**TASK INSTRUCTIONS**
Scan the records and identify every line in which the string "name" occurs, then return those lines.

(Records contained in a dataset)
START

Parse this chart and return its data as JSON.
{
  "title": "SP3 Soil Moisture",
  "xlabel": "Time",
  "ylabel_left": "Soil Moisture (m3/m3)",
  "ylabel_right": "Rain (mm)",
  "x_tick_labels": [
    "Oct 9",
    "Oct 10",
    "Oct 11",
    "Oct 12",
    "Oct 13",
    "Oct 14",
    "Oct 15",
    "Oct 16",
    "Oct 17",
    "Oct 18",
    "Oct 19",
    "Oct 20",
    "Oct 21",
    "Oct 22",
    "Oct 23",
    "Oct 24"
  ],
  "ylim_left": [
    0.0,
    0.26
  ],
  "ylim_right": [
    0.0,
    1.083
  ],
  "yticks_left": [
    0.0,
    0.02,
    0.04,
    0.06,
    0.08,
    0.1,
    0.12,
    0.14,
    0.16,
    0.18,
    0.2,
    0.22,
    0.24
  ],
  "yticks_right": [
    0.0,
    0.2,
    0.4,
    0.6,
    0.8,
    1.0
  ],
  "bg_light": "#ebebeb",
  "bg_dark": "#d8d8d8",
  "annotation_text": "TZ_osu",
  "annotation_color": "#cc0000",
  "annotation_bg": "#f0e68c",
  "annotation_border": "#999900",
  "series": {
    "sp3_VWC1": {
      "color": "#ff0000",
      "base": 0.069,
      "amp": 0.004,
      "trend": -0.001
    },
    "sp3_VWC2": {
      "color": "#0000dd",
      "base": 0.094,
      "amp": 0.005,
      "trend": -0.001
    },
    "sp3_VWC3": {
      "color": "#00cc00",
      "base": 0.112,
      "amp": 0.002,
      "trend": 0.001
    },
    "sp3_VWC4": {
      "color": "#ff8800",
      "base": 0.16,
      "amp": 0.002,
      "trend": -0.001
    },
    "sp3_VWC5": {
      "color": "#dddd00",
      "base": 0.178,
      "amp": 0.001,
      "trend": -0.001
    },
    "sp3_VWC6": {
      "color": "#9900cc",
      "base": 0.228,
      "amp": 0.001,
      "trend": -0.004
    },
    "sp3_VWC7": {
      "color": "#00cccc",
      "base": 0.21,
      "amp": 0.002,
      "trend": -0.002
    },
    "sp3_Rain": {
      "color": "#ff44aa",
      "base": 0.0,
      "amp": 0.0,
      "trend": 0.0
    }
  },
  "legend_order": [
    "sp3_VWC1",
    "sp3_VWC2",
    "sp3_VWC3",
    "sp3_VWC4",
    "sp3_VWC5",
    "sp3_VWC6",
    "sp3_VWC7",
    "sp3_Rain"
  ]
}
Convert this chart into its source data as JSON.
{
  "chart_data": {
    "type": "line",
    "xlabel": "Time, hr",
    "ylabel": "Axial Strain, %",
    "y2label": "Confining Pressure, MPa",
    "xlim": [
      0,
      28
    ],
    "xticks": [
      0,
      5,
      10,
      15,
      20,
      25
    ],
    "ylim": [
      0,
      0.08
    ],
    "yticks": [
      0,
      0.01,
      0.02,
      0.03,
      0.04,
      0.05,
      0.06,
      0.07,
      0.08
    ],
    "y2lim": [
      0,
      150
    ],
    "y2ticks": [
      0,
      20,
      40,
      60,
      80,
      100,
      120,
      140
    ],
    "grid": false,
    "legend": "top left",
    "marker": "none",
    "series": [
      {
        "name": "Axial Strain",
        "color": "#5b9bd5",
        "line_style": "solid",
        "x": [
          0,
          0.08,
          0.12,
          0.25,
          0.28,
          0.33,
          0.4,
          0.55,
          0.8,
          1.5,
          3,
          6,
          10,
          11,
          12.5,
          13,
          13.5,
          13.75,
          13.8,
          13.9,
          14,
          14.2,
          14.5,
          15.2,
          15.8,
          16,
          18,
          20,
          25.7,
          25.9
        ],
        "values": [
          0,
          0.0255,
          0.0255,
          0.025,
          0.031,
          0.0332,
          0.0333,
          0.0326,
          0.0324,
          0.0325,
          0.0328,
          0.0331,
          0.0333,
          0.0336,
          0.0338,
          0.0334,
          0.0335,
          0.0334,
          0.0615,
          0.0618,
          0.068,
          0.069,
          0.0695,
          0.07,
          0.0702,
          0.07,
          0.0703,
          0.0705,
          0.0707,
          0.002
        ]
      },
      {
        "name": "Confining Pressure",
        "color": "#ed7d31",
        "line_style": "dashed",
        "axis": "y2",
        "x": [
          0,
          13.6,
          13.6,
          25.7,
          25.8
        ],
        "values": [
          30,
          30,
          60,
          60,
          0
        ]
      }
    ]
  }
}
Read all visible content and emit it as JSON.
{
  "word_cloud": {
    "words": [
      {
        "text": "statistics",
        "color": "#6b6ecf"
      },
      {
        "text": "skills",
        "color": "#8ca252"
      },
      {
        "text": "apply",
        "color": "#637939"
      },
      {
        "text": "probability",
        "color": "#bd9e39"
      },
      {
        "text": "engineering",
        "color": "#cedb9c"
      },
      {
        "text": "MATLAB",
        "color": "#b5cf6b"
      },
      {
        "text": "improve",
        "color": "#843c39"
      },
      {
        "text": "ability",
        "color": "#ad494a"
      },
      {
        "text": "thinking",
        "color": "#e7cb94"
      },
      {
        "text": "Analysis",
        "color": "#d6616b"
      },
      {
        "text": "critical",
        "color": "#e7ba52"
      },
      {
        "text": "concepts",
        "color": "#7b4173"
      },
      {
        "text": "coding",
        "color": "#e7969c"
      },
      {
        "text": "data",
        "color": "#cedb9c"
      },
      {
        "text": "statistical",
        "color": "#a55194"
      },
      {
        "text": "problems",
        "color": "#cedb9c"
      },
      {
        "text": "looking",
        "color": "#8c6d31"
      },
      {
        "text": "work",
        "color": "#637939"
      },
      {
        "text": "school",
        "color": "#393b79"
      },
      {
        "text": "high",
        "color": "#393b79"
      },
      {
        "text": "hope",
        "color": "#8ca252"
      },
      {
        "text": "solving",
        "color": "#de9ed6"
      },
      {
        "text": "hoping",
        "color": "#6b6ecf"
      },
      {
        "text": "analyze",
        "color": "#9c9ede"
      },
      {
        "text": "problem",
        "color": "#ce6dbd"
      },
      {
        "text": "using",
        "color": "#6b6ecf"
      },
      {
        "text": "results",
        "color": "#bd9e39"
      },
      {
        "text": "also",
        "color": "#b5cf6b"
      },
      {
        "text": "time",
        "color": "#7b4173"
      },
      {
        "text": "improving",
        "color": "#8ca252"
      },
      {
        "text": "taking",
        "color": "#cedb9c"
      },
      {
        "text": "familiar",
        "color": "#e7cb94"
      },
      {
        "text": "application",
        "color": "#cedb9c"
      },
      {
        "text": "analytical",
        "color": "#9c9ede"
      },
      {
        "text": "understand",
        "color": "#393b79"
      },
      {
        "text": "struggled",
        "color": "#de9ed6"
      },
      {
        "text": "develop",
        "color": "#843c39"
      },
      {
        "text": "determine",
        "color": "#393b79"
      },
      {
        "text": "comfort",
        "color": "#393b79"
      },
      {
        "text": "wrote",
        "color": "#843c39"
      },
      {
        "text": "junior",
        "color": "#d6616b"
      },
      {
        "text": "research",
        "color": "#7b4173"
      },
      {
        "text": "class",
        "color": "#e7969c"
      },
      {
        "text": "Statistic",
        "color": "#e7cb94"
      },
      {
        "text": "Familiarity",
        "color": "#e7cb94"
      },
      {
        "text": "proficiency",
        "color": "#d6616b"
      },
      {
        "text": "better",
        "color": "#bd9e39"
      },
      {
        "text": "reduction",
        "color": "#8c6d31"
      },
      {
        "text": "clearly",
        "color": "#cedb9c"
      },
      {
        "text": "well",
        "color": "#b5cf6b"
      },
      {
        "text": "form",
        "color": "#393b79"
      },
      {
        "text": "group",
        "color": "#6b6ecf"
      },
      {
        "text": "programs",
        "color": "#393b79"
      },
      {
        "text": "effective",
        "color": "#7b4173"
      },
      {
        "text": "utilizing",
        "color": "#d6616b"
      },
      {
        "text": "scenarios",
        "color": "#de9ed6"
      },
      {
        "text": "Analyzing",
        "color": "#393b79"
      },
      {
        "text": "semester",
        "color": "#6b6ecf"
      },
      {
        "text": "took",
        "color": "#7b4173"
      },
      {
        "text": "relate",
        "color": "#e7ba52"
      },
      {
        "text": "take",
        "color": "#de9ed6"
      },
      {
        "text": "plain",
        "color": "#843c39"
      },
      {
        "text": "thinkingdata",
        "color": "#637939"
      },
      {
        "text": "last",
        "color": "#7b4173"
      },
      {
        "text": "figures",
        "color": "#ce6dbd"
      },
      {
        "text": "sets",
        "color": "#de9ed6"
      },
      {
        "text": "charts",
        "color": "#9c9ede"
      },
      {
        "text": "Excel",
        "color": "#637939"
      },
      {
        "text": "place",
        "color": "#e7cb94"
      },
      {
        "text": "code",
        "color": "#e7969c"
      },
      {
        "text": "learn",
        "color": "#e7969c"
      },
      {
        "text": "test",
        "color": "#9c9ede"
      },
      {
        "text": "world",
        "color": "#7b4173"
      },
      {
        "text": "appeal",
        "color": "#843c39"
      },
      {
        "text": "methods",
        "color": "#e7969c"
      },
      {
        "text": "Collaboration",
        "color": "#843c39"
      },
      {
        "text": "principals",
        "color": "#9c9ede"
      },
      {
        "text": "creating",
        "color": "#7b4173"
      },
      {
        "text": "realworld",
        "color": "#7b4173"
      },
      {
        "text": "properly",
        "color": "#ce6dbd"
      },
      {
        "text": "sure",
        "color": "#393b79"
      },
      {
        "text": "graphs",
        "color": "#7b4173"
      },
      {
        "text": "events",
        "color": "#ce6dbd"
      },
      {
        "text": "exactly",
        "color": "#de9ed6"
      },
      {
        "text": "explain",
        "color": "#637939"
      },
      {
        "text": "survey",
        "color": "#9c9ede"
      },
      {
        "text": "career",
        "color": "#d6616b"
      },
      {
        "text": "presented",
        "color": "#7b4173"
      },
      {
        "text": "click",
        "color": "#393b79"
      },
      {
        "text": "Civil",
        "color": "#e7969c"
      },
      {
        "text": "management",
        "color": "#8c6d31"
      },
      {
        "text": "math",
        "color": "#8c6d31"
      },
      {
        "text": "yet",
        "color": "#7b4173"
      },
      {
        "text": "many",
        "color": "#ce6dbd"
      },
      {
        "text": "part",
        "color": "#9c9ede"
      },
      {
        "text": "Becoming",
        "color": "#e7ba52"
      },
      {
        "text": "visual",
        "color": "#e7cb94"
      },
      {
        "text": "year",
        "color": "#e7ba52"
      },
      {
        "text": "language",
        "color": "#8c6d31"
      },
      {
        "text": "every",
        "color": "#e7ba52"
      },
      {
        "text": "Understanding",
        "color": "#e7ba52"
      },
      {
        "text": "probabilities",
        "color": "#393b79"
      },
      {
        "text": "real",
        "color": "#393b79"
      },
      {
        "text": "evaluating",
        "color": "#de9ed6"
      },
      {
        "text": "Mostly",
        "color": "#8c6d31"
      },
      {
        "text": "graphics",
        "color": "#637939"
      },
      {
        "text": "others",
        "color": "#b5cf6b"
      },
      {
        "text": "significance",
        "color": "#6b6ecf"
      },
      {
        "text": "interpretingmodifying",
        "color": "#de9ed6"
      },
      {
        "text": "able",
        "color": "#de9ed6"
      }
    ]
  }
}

END

**ANSWER FOR THE TASK**
        "name": "Axial Strain",
        "name": "Confining Pressure",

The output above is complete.